[[ GIVEN DATA, beginning ]]

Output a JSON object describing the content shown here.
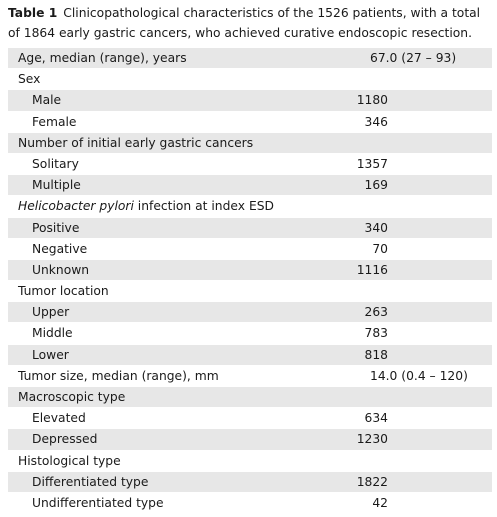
{
  "caption": {
    "number": "Table 1",
    "text": "Clinicopathological characteristics of the 1526 patients, with a total of 1864 early gastric cancers, who achieved curative endoscopic resection."
  },
  "table": {
    "rows": [
      {
        "label": "Age, median (range), years",
        "value": "67.0 (27 – 93)"
      },
      {
        "label": "Sex",
        "items": [
          {
            "label": "Male",
            "value": 1180
          },
          {
            "label": "Female",
            "value": 346
          }
        ]
      },
      {
        "label": "Number of initial early gastric cancers",
        "items": [
          {
            "label": "Solitary",
            "value": 1357
          },
          {
            "label": "Multiple",
            "value": 169
          }
        ]
      },
      {
        "label_italic": "Helicobacter pylori",
        "label": " infection at index ESD",
        "items": [
          {
            "label": "Positive",
            "value": 340
          },
          {
            "label": "Negative",
            "value": 70
          },
          {
            "label": "Unknown",
            "value": 1116
          }
        ]
      },
      {
        "label": "Tumor location",
        "items": [
          {
            "label": "Upper",
            "value": 263
          },
          {
            "label": "Middle",
            "value": 783
          },
          {
            "label": "Lower",
            "value": 818
          }
        ]
      },
      {
        "label": "Tumor size, median (range), mm",
        "value": "14.0 (0.4 – 120)"
      },
      {
        "label": "Macroscopic type",
        "items": [
          {
            "label": "Elevated",
            "value": 634
          },
          {
            "label": "Depressed",
            "value": 1230
          }
        ]
      },
      {
        "label": "Histological type",
        "items": [
          {
            "label": "Differentiated type",
            "value": 1822
          },
          {
            "label": "Undifferentiated type",
            "value": 42
          }
        ]
      }
    ]
  }
}
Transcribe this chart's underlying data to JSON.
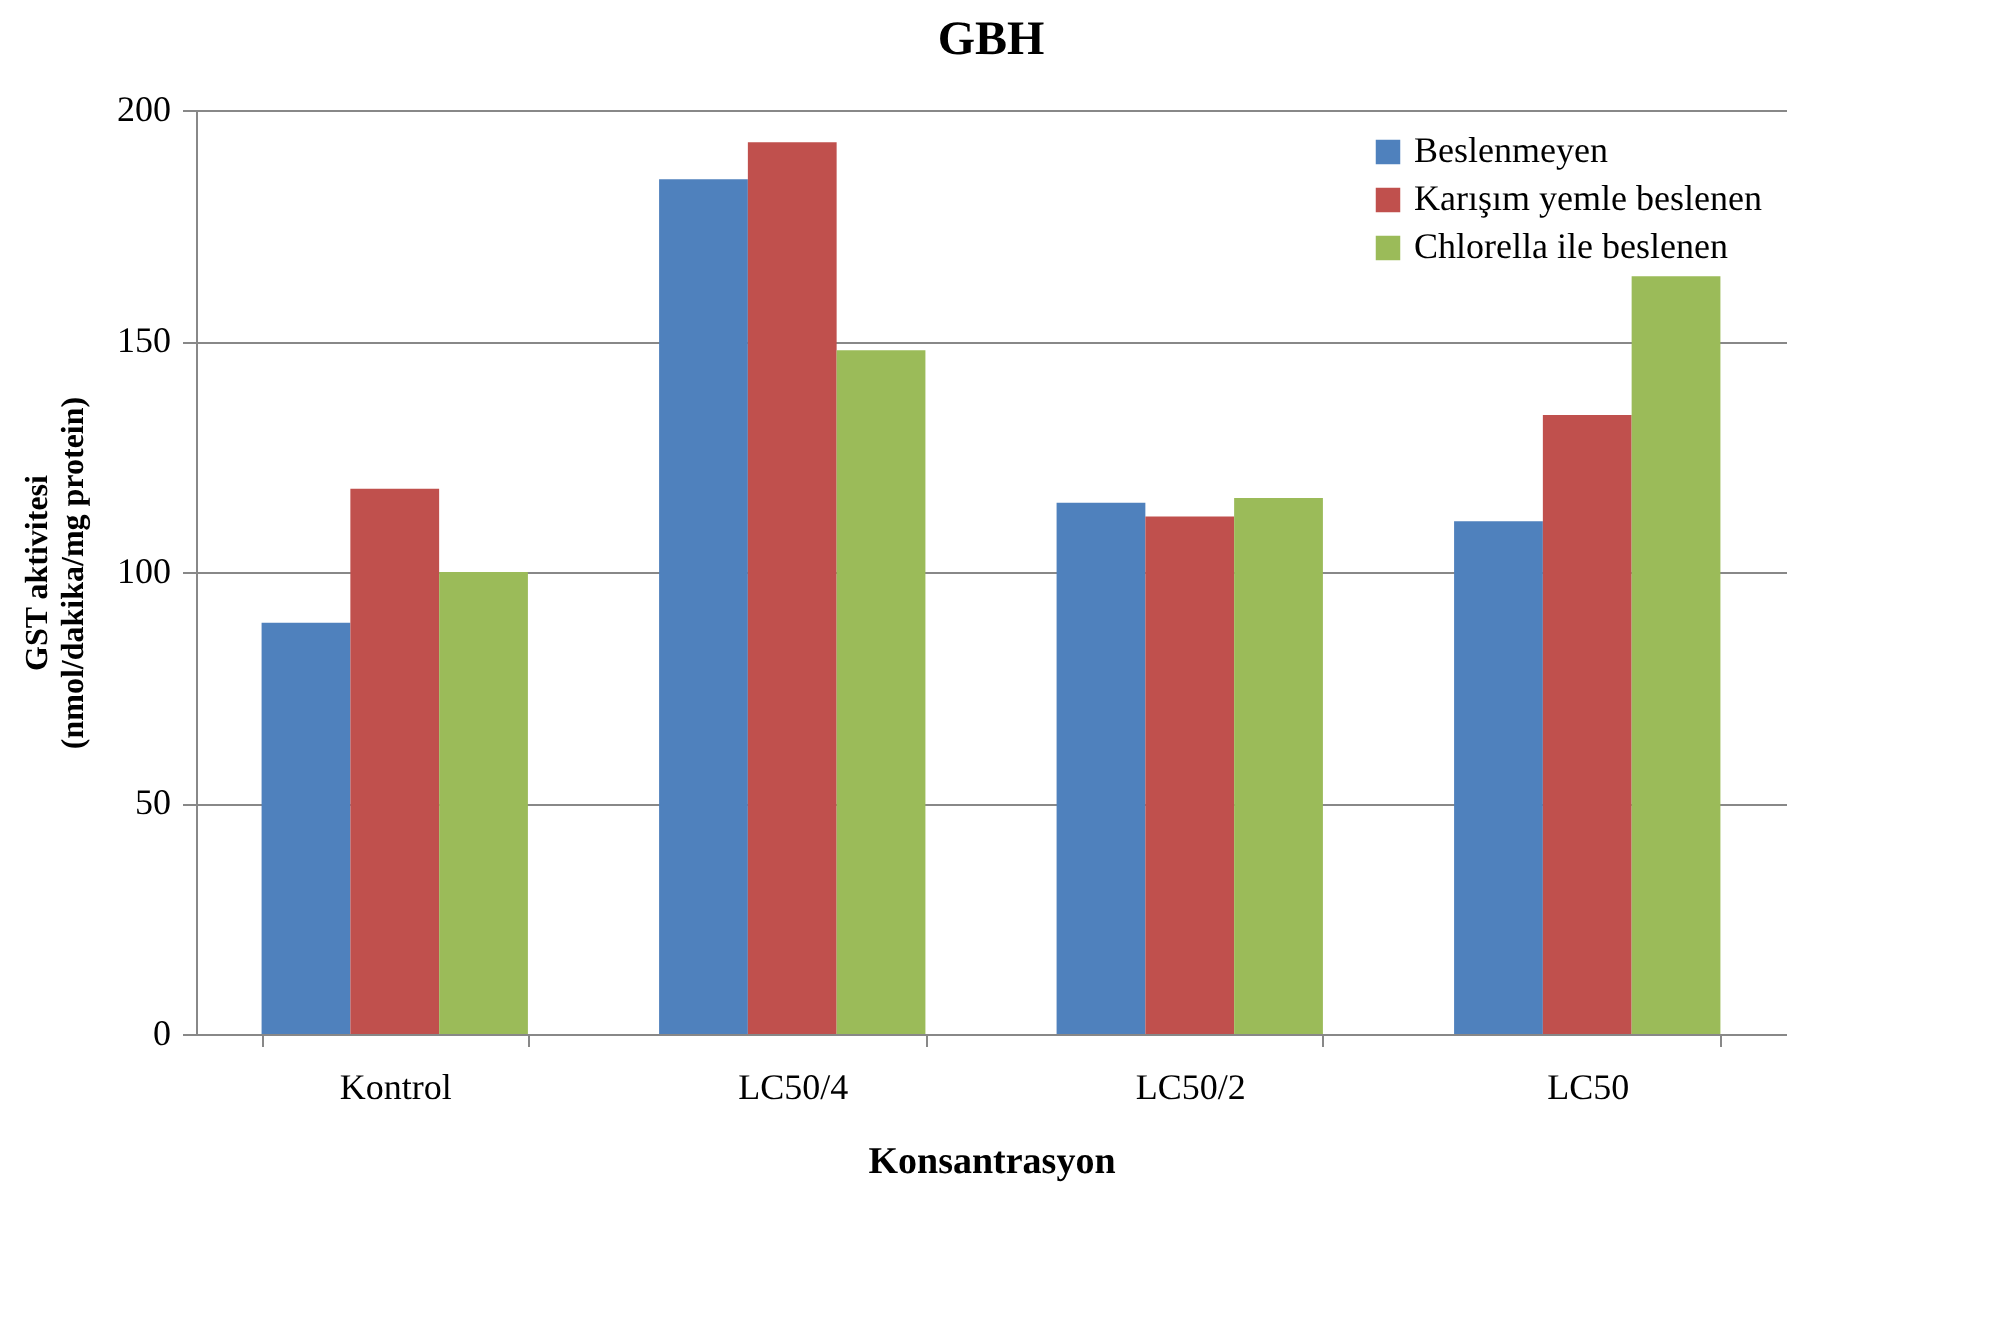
{
  "chart_data": {
    "type": "bar",
    "title": "GBH",
    "xlabel": "Konsantrasyon",
    "ylabel": "GST aktivitesi\n(nmol/dakika/mg protein)",
    "categories": [
      "Kontrol",
      "LC50/4",
      "LC50/2",
      "LC50"
    ],
    "series": [
      {
        "name": "Beslenmeyen",
        "color": "#4f81bd",
        "values": [
          89,
          185,
          115,
          111
        ]
      },
      {
        "name": "Karışım yemle beslenen",
        "color": "#c0504d",
        "values": [
          118,
          193,
          112,
          134
        ]
      },
      {
        "name": "Chlorella ile beslenen",
        "color": "#9bbb59",
        "values": [
          100,
          148,
          116,
          164
        ]
      }
    ],
    "ylim": [
      0,
      200
    ],
    "yticks": [
      0,
      50,
      100,
      150,
      200
    ],
    "grid": "y",
    "legend": "top right"
  }
}
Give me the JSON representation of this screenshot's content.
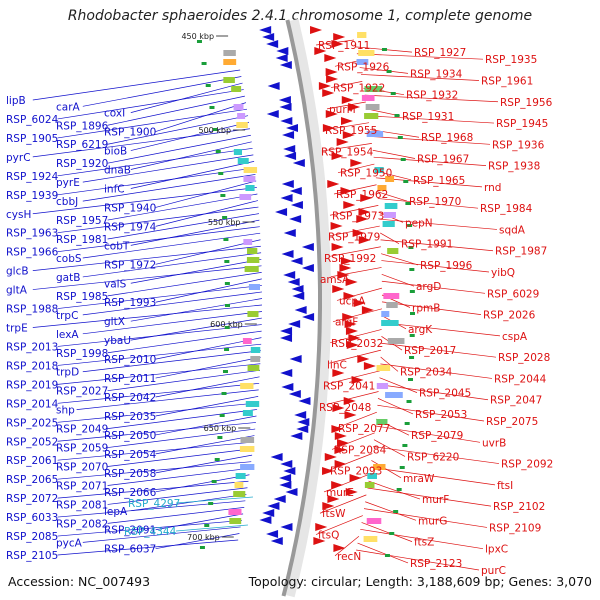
{
  "title": "Rhodobacter sphaeroides 2.4.1 chromosome 1, complete genome",
  "footer": {
    "accession": "Accession: NC_007493",
    "summary": "Topology: circular; Length: 3,188,609 bp; Genes: 3,070"
  },
  "colors": {
    "forward": "#dd1111",
    "reverse": "#1111cc",
    "rna": "#22aacc",
    "backbone": "#999999"
  },
  "positions": [
    "450 kbp",
    "500 kbp",
    "550 kbp",
    "600 kbp",
    "650 kbp",
    "700 kbp"
  ],
  "reverse_labels": [
    "lipB",
    "carA",
    "coxI",
    "RSP_6024",
    "RSP_1896",
    "RSP_1900",
    "RSP_1905",
    "RSP_6219",
    "bioB",
    "pyrC",
    "RSP_1920",
    "dnaB",
    "RSP_1924",
    "pyrE",
    "infC",
    "RSP_1939",
    "cbbJ",
    "RSP_1940",
    "cysH",
    "RSP_1957",
    "RSP_1974",
    "RSP_1963",
    "RSP_1981",
    "cobT",
    "RSP_1966",
    "cobS",
    "RSP_1972",
    "glcB",
    "gatB",
    "valS",
    "gltA",
    "RSP_1985",
    "RSP_1993",
    "RSP_1988",
    "trpC",
    "gltX",
    "trpE",
    "lexA",
    "ybaU",
    "RSP_2013",
    "RSP_1998",
    "RSP_2010",
    "RSP_2018",
    "trpD",
    "RSP_2011",
    "RSP_2019",
    "RSP_2027",
    "RSP_2042",
    "RSP_2014",
    "shp",
    "RSP_2035",
    "RSP_2025",
    "RSP_2049",
    "RSP_2050",
    "RSP_2052",
    "RSP_2059",
    "RSP_2054",
    "RSP_2061",
    "RSP_2070",
    "RSP_2058",
    "RSP_2065",
    "RSP_2071",
    "RSP_2066",
    "RSP_2072",
    "RSP_2081",
    "lepA",
    "RSP_6033",
    "RSP_2082",
    "RSP_2091",
    "RSP_2085",
    "pycA",
    "RSP_6037",
    "RSP_2105"
  ],
  "rna_labels": [
    "RSP_4297",
    "RSP_4344"
  ],
  "forward_labels": [
    "RSP_1911",
    "RSP_1927",
    "RSP_1935",
    "RSP_1926",
    "RSP_1934",
    "RSP_1961",
    "RSP_1922",
    "RSP_1932",
    "RSP_1956",
    "purM",
    "RSP_1931",
    "RSP_1945",
    "RSP_1955",
    "RSP_1968",
    "RSP_1936",
    "RSP_1954",
    "RSP_1967",
    "RSP_1938",
    "RSP_1950",
    "RSP_1965",
    "rnd",
    "RSP_1962",
    "RSP_1970",
    "RSP_1984",
    "RSP_1973",
    "pepN",
    "sqdA",
    "RSP_1979",
    "RSP_1991",
    "RSP_1987",
    "RSP_1992",
    "RSP_1996",
    "yibQ",
    "amsA",
    "argD",
    "RSP_6029",
    "ucpA",
    "rpmB",
    "RSP_2026",
    "argF",
    "argK",
    "cspA",
    "RSP_2032",
    "RSP_2017",
    "RSP_2028",
    "linC",
    "RSP_2034",
    "RSP_2044",
    "RSP_2041",
    "RSP_2045",
    "RSP_2047",
    "RSP_2048",
    "RSP_2053",
    "RSP_2075",
    "RSP_2077",
    "RSP_2079",
    "uvrB",
    "RSP_2084",
    "RSP_6220",
    "RSP_2092",
    "RSP_2093",
    "mraW",
    "ftsI",
    "murE",
    "murF",
    "RSP_2102",
    "ftsW",
    "murG",
    "RSP_2109",
    "ftsQ",
    "ftsZ",
    "lpxC",
    "recN",
    "RSP_2123",
    "purC"
  ]
}
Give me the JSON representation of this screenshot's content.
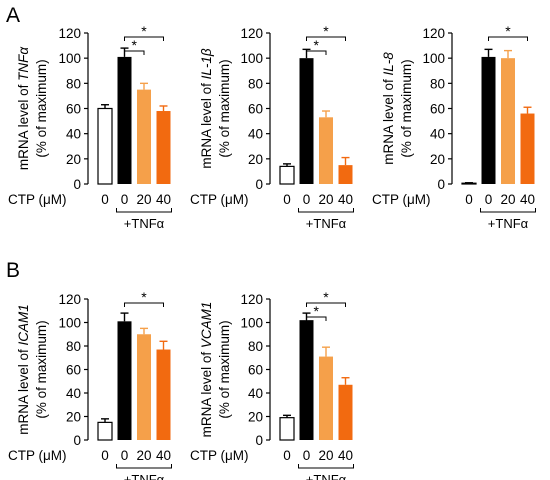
{
  "panels": [
    {
      "letter": "A"
    },
    {
      "letter": "B"
    }
  ],
  "chart_data": [
    {
      "type": "bar",
      "panel": "A",
      "ylabel_line1_prefix": "mRNA level of ",
      "ylabel_line1_gene": "TNFα",
      "ylabel_line2": "(% of maximum)",
      "categories": [
        "0",
        "0",
        "20",
        "40"
      ],
      "values": [
        60,
        101,
        75,
        58
      ],
      "errors": [
        3,
        7,
        5,
        4
      ],
      "ylim": [
        0,
        120
      ],
      "yticks": [
        0,
        20,
        40,
        60,
        80,
        100,
        120
      ],
      "x_prefix": "CTP (μM)",
      "treatment_label": "+TNFα",
      "significance": [
        {
          "from": 1,
          "to": 2,
          "label": "*"
        },
        {
          "from": 1,
          "to": 3,
          "label": "*"
        }
      ]
    },
    {
      "type": "bar",
      "panel": "A",
      "ylabel_line1_prefix": "mRNA level of ",
      "ylabel_line1_gene": "IL-1β",
      "ylabel_line2": "(% of maximum)",
      "categories": [
        "0",
        "0",
        "20",
        "40"
      ],
      "values": [
        14,
        100,
        53,
        15
      ],
      "errors": [
        2,
        7,
        5,
        6
      ],
      "ylim": [
        0,
        120
      ],
      "yticks": [
        0,
        20,
        40,
        60,
        80,
        100,
        120
      ],
      "x_prefix": "CTP (μM)",
      "treatment_label": "+TNFα",
      "significance": [
        {
          "from": 1,
          "to": 2,
          "label": "*"
        },
        {
          "from": 1,
          "to": 3,
          "label": "*"
        }
      ]
    },
    {
      "type": "bar",
      "panel": "A",
      "ylabel_line1_prefix": "mRNA level of ",
      "ylabel_line1_gene": "IL-8",
      "ylabel_line2": "(% of maximum)",
      "categories": [
        "0",
        "0",
        "20",
        "40"
      ],
      "values": [
        0.5,
        101,
        100,
        56
      ],
      "errors": [
        0.5,
        6,
        6,
        5
      ],
      "ylim": [
        0,
        120
      ],
      "yticks": [
        0,
        20,
        40,
        60,
        80,
        100,
        120
      ],
      "x_prefix": "CTP (μM)",
      "treatment_label": "+TNFα",
      "significance": [
        {
          "from": 1,
          "to": 3,
          "label": "*"
        }
      ]
    },
    {
      "type": "bar",
      "panel": "B",
      "ylabel_line1_prefix": "mRNA level of ",
      "ylabel_line1_gene": "ICAM1",
      "ylabel_line2": "(% of maximum)",
      "categories": [
        "0",
        "0",
        "20",
        "40"
      ],
      "values": [
        15,
        101,
        90,
        77
      ],
      "errors": [
        3,
        7,
        5,
        7
      ],
      "ylim": [
        0,
        120
      ],
      "yticks": [
        0,
        20,
        40,
        60,
        80,
        100,
        120
      ],
      "x_prefix": "CTP (μM)",
      "treatment_label": "+TNFα",
      "significance": [
        {
          "from": 1,
          "to": 3,
          "label": "*"
        }
      ]
    },
    {
      "type": "bar",
      "panel": "B",
      "ylabel_line1_prefix": "mRNA level of ",
      "ylabel_line1_gene": "VCAM1",
      "ylabel_line2": "(% of maximum)",
      "categories": [
        "0",
        "0",
        "20",
        "40"
      ],
      "values": [
        19,
        102,
        71,
        47
      ],
      "errors": [
        2,
        6,
        8,
        6
      ],
      "ylim": [
        0,
        120
      ],
      "yticks": [
        0,
        20,
        40,
        60,
        80,
        100,
        120
      ],
      "x_prefix": "CTP (μM)",
      "treatment_label": "+TNFα",
      "significance": [
        {
          "from": 1,
          "to": 2,
          "label": "*"
        },
        {
          "from": 1,
          "to": 3,
          "label": "*"
        }
      ]
    }
  ],
  "colors": {
    "control_fill": "#ffffff",
    "tnf_only": "#000000",
    "ctp_20": "#f5a04a",
    "ctp_40": "#f26a10",
    "axis": "#000000"
  }
}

[[ GIVEN DATA, end ]]

WHAT TO PRODUCE - Pull every line containing the word "range" out of the entries above.

ANSWER SPACE -
        "label": "Age, median (range), years",
        "label": "Tumor size, median (range), mm",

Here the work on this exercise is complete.